[Records from a dataset]

'''

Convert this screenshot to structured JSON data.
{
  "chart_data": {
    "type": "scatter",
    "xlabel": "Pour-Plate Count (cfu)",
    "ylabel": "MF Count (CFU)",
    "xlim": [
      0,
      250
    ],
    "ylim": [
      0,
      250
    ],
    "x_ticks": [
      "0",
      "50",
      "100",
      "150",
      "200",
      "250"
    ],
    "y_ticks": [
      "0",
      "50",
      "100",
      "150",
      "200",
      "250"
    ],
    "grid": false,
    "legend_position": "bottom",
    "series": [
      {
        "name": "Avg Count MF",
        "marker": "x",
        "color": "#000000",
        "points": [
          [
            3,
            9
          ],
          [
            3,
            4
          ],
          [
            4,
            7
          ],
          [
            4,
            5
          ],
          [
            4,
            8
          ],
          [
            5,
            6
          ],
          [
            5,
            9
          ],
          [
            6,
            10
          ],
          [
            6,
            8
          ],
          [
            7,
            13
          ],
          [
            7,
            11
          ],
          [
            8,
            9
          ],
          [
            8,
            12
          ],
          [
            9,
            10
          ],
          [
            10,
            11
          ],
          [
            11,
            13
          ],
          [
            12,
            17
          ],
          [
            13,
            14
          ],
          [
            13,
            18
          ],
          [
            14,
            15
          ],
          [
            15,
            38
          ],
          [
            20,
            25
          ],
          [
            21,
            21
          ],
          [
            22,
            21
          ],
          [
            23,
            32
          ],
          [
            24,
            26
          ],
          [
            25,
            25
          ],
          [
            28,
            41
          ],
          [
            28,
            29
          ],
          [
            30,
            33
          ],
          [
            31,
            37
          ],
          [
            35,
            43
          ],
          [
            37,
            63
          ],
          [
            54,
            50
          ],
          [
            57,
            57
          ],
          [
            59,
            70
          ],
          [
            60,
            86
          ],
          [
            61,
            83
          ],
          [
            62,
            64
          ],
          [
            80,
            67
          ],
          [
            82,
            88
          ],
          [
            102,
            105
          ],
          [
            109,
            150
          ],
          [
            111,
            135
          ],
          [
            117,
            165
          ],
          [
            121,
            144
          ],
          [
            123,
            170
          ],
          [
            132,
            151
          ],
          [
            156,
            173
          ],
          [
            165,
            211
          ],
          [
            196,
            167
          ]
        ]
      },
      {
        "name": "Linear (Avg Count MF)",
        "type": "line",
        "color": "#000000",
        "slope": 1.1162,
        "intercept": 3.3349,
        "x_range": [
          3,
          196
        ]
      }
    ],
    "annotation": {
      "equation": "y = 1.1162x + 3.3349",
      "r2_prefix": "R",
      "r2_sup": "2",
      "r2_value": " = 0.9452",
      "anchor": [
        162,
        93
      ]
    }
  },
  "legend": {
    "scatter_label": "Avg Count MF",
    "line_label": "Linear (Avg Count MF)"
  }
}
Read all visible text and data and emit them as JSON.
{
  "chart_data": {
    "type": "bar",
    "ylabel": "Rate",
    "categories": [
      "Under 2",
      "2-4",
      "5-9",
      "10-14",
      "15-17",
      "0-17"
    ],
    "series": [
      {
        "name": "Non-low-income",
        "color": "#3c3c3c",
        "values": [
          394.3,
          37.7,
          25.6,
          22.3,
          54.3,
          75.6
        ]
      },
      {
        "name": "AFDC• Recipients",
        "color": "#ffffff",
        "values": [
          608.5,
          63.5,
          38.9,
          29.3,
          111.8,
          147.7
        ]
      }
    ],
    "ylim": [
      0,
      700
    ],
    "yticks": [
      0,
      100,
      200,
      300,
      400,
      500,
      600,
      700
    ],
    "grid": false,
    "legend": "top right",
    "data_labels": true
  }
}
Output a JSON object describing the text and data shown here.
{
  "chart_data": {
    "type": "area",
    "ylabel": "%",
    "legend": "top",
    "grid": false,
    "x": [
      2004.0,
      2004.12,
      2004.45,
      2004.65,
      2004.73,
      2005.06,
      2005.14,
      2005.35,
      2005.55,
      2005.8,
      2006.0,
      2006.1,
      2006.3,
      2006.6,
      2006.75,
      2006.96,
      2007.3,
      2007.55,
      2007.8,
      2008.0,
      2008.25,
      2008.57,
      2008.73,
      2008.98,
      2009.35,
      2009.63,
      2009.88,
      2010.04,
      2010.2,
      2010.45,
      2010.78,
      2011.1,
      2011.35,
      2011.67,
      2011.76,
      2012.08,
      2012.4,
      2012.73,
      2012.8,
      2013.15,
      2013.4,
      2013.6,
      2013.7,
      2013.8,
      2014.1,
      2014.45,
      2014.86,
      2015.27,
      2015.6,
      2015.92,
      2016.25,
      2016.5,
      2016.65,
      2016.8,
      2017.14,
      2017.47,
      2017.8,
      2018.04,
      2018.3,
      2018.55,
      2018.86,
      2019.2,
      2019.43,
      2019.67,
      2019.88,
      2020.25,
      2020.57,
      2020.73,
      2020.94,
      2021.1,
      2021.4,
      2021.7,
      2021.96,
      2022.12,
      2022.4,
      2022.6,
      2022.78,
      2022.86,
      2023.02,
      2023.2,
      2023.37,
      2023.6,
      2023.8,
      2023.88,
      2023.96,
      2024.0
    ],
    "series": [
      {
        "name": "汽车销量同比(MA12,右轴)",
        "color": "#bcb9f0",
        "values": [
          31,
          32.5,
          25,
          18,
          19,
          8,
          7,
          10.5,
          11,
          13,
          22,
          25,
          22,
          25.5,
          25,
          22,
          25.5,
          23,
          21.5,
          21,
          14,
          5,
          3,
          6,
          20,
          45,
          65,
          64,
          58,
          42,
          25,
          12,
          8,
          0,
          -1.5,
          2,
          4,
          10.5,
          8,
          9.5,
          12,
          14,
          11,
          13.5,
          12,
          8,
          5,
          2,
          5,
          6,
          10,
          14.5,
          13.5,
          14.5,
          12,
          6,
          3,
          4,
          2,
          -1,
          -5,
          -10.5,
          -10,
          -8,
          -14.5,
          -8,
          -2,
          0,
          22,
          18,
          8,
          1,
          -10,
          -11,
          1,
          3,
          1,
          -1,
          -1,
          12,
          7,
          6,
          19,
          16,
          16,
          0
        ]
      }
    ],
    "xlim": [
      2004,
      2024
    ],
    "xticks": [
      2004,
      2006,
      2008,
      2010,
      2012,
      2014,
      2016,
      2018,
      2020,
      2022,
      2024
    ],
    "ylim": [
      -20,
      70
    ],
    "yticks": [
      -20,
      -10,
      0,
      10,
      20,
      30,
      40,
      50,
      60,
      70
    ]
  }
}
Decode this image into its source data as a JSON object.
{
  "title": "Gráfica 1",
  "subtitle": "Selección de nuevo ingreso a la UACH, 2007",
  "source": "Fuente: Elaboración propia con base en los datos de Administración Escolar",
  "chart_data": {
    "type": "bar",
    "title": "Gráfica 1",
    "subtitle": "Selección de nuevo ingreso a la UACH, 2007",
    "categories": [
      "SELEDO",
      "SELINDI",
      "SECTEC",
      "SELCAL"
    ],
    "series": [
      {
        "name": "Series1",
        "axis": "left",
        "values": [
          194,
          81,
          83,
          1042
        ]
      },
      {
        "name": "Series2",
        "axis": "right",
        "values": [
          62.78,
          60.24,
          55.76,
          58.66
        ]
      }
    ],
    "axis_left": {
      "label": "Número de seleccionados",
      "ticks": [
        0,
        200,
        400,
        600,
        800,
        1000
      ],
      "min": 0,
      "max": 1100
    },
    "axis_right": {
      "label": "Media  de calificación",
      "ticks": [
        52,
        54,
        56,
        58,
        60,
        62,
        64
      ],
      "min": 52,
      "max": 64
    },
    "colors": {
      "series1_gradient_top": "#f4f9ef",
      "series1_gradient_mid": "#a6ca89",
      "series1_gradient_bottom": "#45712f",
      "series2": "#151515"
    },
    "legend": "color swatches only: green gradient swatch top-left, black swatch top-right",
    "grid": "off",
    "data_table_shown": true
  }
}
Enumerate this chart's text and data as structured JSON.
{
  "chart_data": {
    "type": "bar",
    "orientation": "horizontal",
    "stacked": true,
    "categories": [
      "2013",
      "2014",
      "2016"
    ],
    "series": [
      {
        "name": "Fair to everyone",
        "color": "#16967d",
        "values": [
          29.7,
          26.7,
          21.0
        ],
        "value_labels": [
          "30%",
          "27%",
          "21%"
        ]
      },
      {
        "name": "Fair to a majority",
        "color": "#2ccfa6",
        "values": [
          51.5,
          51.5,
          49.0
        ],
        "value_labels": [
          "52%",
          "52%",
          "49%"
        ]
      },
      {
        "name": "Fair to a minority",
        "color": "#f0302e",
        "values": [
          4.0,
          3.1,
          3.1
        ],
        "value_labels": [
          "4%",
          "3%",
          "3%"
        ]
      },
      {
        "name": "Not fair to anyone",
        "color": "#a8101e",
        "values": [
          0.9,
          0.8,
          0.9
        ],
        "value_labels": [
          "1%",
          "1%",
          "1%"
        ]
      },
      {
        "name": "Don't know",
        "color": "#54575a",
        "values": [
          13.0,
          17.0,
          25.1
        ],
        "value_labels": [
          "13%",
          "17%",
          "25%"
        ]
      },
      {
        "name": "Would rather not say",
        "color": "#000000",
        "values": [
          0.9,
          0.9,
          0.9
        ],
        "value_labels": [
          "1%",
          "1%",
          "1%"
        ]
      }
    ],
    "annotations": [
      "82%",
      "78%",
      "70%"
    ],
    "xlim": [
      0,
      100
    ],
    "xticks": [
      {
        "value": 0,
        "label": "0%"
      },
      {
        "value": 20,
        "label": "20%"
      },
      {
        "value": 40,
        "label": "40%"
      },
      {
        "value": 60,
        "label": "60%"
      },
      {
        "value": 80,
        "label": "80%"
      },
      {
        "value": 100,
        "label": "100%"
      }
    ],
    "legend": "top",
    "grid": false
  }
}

'''

**Problem statement:** List every line above containing the word "structured".

**Solution for this problem:**
Convert this screenshot to structured JSON data.
Enumerate this chart's text and data as structured JSON.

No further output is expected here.